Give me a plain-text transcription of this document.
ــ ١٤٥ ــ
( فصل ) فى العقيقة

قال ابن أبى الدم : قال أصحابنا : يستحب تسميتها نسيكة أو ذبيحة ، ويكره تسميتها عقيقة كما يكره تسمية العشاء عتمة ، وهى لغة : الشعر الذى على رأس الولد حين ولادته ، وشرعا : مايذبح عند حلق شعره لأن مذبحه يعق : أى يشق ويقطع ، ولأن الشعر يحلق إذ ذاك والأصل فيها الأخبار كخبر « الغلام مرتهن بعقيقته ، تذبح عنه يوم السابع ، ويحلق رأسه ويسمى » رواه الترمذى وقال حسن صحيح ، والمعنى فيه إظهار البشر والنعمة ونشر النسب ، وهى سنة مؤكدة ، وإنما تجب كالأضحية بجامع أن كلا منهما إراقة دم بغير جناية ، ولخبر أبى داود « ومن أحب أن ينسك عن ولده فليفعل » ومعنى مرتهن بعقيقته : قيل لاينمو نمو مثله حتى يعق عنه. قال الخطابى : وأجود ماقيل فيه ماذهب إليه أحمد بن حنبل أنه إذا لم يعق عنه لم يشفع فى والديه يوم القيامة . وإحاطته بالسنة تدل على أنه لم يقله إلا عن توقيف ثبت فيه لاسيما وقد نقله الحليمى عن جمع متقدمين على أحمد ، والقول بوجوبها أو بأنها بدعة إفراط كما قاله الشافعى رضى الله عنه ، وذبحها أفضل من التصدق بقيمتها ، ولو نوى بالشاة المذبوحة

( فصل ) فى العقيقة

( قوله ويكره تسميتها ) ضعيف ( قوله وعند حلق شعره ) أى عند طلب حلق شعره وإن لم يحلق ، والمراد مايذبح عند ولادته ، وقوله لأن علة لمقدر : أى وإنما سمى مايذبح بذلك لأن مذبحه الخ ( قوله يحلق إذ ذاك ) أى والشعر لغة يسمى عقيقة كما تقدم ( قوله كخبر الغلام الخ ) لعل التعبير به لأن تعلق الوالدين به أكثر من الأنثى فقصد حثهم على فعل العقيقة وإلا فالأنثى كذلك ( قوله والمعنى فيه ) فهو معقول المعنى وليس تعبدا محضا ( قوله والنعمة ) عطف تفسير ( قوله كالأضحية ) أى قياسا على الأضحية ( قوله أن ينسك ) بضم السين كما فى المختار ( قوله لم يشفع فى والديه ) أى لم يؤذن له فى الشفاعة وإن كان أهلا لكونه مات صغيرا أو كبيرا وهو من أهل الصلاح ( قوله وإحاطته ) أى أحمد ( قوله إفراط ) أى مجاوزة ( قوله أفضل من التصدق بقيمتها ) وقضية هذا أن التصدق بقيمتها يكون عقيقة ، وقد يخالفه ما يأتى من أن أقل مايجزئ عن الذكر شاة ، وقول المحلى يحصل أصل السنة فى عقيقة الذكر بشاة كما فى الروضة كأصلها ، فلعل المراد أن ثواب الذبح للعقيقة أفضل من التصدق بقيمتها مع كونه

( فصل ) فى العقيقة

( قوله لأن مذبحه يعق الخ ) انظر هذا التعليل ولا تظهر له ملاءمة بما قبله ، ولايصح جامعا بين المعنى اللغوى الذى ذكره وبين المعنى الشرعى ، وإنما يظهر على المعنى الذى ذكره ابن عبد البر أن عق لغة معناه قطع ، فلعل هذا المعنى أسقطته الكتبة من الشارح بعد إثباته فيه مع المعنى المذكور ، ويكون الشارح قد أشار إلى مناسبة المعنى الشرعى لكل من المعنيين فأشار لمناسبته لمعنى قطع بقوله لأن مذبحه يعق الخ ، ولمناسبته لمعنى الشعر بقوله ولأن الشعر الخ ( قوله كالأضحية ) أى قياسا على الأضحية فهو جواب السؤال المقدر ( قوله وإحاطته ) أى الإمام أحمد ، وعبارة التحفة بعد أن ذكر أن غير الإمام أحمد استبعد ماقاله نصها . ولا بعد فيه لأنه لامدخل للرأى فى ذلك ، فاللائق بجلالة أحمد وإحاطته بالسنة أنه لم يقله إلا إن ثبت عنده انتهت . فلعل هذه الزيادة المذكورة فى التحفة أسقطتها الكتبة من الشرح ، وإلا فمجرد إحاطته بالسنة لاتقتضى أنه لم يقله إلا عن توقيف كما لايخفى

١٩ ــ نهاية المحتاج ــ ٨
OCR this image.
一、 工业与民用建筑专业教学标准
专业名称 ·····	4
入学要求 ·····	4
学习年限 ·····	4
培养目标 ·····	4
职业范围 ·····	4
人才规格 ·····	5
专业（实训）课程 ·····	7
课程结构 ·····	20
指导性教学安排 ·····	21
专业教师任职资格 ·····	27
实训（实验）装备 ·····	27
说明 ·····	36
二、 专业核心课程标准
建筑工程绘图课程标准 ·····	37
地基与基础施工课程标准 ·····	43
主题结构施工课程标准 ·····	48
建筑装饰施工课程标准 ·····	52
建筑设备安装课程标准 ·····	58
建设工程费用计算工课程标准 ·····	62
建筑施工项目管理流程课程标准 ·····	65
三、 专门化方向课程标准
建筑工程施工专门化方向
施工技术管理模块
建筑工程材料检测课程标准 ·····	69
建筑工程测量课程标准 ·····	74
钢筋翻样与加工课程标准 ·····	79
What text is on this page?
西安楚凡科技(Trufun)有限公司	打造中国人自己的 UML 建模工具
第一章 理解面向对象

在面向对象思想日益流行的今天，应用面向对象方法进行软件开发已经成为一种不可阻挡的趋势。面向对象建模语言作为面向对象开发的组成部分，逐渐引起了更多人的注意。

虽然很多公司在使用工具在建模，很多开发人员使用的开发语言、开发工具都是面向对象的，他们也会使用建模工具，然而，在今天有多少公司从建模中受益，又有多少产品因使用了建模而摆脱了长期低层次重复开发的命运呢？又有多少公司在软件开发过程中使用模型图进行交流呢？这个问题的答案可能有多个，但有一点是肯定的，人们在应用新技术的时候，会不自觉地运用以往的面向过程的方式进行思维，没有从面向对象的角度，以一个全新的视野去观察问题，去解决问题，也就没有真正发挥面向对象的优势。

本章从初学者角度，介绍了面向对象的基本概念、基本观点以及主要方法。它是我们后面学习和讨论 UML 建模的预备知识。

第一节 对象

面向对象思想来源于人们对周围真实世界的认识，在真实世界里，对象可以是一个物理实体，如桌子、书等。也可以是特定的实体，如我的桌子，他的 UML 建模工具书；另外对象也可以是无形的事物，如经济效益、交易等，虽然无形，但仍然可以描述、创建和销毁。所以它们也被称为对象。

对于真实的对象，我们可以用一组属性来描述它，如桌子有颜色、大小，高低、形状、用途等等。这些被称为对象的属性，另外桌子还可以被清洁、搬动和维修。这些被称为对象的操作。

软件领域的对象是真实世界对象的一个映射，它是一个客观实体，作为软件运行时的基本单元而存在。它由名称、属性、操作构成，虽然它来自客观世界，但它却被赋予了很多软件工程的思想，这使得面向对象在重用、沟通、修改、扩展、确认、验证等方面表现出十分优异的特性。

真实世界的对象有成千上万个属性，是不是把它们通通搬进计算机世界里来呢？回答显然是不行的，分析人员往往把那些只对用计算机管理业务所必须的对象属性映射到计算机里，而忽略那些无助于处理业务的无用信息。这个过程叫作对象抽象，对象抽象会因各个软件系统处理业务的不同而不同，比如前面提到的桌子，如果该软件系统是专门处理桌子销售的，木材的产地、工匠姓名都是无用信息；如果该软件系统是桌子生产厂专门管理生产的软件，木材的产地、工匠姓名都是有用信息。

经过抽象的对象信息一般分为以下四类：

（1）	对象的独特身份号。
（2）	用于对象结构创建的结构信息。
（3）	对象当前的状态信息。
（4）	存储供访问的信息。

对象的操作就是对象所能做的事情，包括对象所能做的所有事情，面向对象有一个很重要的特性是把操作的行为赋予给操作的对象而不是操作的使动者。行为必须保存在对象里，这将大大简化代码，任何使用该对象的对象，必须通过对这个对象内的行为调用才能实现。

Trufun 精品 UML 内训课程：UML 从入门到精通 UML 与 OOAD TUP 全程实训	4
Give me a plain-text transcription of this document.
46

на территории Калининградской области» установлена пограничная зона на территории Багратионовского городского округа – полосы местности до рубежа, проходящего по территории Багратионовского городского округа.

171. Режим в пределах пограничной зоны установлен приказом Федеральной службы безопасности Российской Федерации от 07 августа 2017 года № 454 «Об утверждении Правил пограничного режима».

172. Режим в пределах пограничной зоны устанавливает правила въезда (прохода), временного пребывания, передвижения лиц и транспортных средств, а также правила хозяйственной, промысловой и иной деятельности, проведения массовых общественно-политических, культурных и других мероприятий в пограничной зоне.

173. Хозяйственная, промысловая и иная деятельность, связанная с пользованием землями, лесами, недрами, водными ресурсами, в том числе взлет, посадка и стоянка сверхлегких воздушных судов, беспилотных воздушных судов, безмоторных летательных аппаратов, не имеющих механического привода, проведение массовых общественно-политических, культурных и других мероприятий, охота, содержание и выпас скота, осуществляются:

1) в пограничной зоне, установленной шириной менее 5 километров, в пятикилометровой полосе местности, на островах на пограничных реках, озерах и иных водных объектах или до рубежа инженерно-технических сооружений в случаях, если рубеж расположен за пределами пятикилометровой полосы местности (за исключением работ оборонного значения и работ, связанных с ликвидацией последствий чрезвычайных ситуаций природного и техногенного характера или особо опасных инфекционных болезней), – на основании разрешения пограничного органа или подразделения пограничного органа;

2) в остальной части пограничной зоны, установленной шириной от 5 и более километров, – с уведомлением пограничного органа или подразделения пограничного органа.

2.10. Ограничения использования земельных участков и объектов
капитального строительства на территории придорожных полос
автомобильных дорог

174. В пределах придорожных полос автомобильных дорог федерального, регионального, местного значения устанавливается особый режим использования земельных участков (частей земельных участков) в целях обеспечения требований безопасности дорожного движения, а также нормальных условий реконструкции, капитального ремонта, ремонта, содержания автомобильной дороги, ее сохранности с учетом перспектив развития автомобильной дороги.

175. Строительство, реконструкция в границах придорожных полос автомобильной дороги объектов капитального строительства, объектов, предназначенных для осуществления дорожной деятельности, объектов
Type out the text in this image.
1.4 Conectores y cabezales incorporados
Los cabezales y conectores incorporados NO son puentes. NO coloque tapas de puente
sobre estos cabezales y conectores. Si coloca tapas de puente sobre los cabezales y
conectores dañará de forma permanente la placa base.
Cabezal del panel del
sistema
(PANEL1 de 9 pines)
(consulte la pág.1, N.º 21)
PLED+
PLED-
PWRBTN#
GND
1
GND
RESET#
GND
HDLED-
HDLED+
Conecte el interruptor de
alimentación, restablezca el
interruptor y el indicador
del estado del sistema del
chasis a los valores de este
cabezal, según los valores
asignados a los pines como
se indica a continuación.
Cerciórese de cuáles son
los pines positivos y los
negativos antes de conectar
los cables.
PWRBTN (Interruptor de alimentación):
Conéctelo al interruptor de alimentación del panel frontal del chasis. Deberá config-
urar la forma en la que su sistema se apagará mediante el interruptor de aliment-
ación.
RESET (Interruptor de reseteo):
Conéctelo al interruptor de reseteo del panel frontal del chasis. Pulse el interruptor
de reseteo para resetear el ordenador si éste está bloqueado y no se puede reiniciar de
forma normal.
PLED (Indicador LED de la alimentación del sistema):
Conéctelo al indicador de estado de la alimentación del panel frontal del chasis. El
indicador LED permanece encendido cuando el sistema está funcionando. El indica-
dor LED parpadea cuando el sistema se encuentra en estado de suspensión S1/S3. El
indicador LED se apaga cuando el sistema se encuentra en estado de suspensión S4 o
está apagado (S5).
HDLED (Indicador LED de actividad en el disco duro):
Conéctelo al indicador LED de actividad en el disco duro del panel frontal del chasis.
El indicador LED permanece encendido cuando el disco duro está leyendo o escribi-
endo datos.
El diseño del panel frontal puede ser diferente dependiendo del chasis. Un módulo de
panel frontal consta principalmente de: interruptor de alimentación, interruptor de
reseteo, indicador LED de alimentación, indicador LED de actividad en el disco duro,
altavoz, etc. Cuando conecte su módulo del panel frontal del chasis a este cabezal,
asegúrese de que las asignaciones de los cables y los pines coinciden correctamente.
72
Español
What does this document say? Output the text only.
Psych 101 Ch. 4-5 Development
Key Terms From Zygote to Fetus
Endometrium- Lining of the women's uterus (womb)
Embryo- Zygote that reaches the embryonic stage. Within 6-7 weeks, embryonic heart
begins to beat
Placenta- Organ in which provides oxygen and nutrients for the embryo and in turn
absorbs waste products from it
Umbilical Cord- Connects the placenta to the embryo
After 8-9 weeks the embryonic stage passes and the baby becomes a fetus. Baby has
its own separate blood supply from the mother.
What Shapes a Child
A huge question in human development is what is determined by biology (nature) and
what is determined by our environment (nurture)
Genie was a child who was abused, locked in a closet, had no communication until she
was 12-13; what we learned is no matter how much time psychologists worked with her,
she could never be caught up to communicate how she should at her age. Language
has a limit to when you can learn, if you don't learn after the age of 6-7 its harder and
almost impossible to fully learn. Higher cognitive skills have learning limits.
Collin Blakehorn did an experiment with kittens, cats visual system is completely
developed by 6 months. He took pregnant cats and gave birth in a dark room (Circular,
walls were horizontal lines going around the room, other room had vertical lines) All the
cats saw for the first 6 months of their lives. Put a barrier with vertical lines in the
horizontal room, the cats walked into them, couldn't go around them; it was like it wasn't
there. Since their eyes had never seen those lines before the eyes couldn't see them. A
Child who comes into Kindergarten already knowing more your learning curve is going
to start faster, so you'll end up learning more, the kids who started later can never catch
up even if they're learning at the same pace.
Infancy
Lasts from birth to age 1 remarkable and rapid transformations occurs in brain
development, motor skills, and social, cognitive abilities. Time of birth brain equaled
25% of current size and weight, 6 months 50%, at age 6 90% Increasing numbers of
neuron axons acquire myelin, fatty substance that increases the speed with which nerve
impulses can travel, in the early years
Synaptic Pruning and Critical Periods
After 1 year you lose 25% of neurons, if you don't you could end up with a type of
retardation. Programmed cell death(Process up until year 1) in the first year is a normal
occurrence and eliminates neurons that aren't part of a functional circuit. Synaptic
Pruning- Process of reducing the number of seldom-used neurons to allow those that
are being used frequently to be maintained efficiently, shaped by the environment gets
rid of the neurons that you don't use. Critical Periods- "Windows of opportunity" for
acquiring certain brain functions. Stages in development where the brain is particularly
++++
WHAT YOU SHOULD DO - Which lines in the listing above hold the word "normal"? Show each of them.

ANSWER FOR THIS EXERCISE -
forma normal.
retardation. Programmed cell death(Process up until year 1) in the first year is a normal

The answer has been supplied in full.